Exercise aim: Each record is to be transcribed exactly.
#####
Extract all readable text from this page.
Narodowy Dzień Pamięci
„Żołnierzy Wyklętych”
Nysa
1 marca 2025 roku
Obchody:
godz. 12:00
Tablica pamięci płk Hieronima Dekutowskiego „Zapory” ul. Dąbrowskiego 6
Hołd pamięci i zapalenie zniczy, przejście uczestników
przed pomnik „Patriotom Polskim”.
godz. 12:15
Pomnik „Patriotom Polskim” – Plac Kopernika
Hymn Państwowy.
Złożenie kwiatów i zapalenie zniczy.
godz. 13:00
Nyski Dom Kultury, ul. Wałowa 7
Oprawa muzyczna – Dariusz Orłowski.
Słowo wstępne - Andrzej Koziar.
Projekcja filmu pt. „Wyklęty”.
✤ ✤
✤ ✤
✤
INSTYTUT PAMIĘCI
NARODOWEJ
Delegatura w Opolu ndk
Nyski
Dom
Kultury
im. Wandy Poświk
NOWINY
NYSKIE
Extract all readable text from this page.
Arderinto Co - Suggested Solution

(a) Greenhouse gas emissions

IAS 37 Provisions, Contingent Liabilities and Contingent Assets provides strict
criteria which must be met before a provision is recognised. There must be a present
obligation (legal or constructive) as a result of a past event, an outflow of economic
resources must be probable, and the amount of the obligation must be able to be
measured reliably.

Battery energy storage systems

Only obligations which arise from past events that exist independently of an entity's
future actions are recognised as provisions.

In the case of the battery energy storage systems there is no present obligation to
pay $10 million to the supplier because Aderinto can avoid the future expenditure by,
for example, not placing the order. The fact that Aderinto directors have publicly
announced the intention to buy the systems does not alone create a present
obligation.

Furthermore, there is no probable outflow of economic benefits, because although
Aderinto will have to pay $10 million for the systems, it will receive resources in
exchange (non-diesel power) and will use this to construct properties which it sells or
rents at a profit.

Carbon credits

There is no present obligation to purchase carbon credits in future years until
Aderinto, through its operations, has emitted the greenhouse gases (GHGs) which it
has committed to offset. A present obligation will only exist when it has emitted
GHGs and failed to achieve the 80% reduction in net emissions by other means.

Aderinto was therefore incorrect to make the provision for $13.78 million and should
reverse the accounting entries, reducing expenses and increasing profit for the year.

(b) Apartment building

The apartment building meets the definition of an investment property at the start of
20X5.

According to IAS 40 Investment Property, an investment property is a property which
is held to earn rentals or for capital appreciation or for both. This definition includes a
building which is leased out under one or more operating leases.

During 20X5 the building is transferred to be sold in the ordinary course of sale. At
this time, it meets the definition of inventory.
#####
Full answer:
Extract all readable text from this page.
Narodowy Dzień Pamięci
„Żołnierzy Wyklętych”
Nysa
1 marca 2025 roku
Obchody:
godz. 12:00
Tablica pamięci płk Hieronima Dekutowskiego „Zapory” ul. Dąbrowskiego 6
Hołd pamięci i zapalenie zniczy, przejście uczestników
przed pomnik „Patriotom Polskim”.
godz. 12:15
Pomnik „Patriotom Polskim” – Plac Kopernika
Hymn Państwowy.
Złożenie kwiatów i zapalenie zniczy.
godz. 13:00
Nyski Dom Kultury, ul. Wałowa 7
Oprawa muzyczna – Dariusz Orłowski.
Słowo wstępne - Andrzej Koziar.
Projekcja filmu pt. „Wyklęty”.
✤ ✤
✤ ✤
✤
INSTYTUT PAMIĘCI
NARODOWEJ
Delegatura w Opolu ndk
Nyski
Dom
Kultury
im. Wandy Poświk
NOWINY
NYSKIE
Extract all readable text from this page.
Arderinto Co - Suggested Solution

(a) Greenhouse gas emissions

IAS 37 Provisions, Contingent Liabilities and Contingent Assets provides strict
criteria which must be met before a provision is recognised. There must be a present
obligation (legal or constructive) as a result of a past event, an outflow of economic
resources must be probable, and the amount of the obligation must be able to be
measured reliably.

Battery energy storage systems

Only obligations which arise from past events that exist independently of an entity's
future actions are recognised as provisions.

In the case of the battery energy storage systems there is no present obligation to
pay $10 million to the supplier because Aderinto can avoid the future expenditure by,
for example, not placing the order. The fact that Aderinto directors have publicly
announced the intention to buy the systems does not alone create a present
obligation.

Furthermore, there is no probable outflow of economic benefits, because although
Aderinto will have to pay $10 million for the systems, it will receive resources in
exchange (non-diesel power) and will use this to construct properties which it sells or
rents at a profit.

Carbon credits

There is no present obligation to purchase carbon credits in future years until
Aderinto, through its operations, has emitted the greenhouse gases (GHGs) which it
has committed to offset. A present obligation will only exist when it has emitted
GHGs and failed to achieve the 80% reduction in net emissions by other means.

Aderinto was therefore incorrect to make the provision for $13.78 million and should
reverse the accounting entries, reducing expenses and increasing profit for the year.

(b) Apartment building

The apartment building meets the definition of an investment property at the start of
20X5.

According to IAS 40 Investment Property, an investment property is a property which
is held to earn rentals or for capital appreciation or for both. This definition includes a
building which is leased out under one or more operating leases.

During 20X5 the building is transferred to be sold in the ordinary course of sale. At
this time, it meets the definition of inventory.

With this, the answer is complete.